Aim:
Every line of the listing must be reproduced as it stands. Leave the images behind.

----- Extracted records

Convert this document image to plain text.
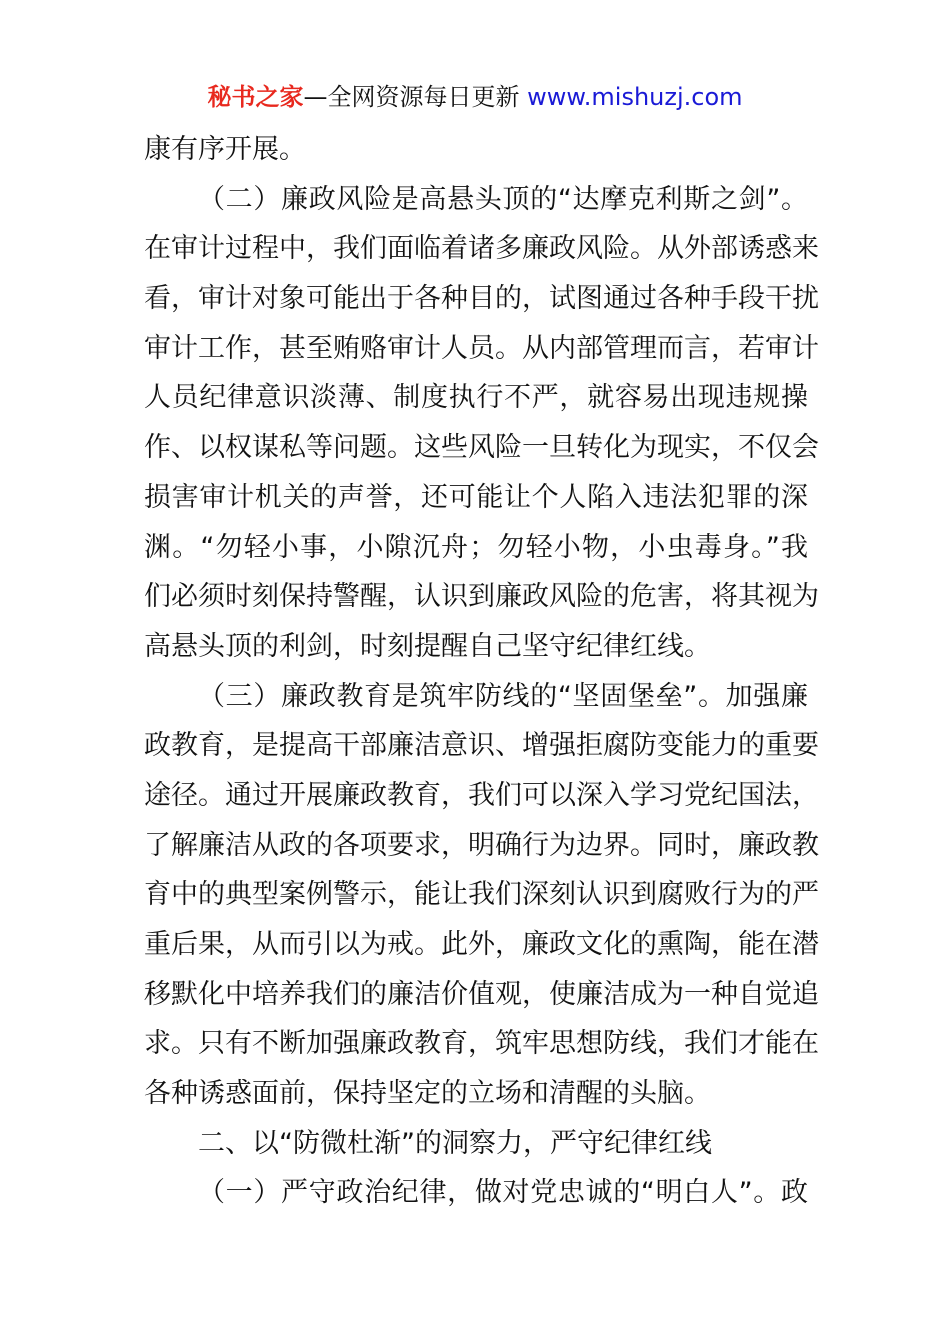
秘书之家—全网资源每日更新 www.mishuzj.com
康有序开展。
（二）廉政风险是高悬头顶的“达摩克利斯之剑”。
在审计过程中，我们面临着诸多廉政风险。从外部诱惑来
看，审计对象可能出于各种目的，试图通过各种手段干扰
审计工作，甚至贿赂审计人员。从内部管理而言，若审计
人员纪律意识淡薄、制度执行不严，就容易出现违规操
作、以权谋私等问题。这些风险一旦转化为现实，不仅会
损害审计机关的声誉，还可能让个人陷入违法犯罪的深
渊。“勿轻小事，小隙沉舟；勿轻小物，小虫毒身。”我
们必须时刻保持警醒，认识到廉政风险的危害，将其视为
高悬头顶的利剑，时刻提醒自己坚守纪律红线。
（三）廉政教育是筑牢防线的“坚固堡垒”。加强廉
政教育，是提高干部廉洁意识、增强拒腐防变能力的重要
途径。通过开展廉政教育，我们可以深入学习党纪国法，
了解廉洁从政的各项要求，明确行为边界。同时，廉政教
育中的典型案例警示，能让我们深刻认识到腐败行为的严
重后果，从而引以为戒。此外，廉政文化的熏陶，能在潜
移默化中培养我们的廉洁价值观，使廉洁成为一种自觉追
求。只有不断加强廉政教育，筑牢思想防线，我们才能在
各种诱惑面前，保持坚定的立场和清醒的头脑。
二、以“防微杜渐”的洞察力，严守纪律红线
（一）严守政治纪律，做对党忠诚的“明白人”。政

----------

Solution to this task:
Convert this document image to plain text.
秘书之家—全网资源每日更新 www.mishuzj.com
康有序开展。
（二）廉政风险是高悬头顶的“达摩克利斯之剑”。
在审计过程中，我们面临着诸多廉政风险。从外部诱惑来
看，审计对象可能出于各种目的，试图通过各种手段干扰
审计工作，甚至贿赂审计人员。从内部管理而言，若审计
人员纪律意识淡薄、制度执行不严，就容易出现违规操
作、以权谋私等问题。这些风险一旦转化为现实，不仅会
损害审计机关的声誉，还可能让个人陷入违法犯罪的深
渊。“勿轻小事，小隙沉舟；勿轻小物，小虫毒身。”我
们必须时刻保持警醒，认识到廉政风险的危害，将其视为
高悬头顶的利剑，时刻提醒自己坚守纪律红线。
（三）廉政教育是筑牢防线的“坚固堡垒”。加强廉
政教育，是提高干部廉洁意识、增强拒腐防变能力的重要
途径。通过开展廉政教育，我们可以深入学习党纪国法，
了解廉洁从政的各项要求，明确行为边界。同时，廉政教
育中的典型案例警示，能让我们深刻认识到腐败行为的严
重后果，从而引以为戒。此外，廉政文化的熏陶，能在潜
移默化中培养我们的廉洁价值观，使廉洁成为一种自觉追
求。只有不断加强廉政教育，筑牢思想防线，我们才能在
各种诱惑面前，保持坚定的立场和清醒的头脑。
二、以“防微杜渐”的洞察力，严守纪律红线
（一）严守政治纪律，做对党忠诚的“明白人”。政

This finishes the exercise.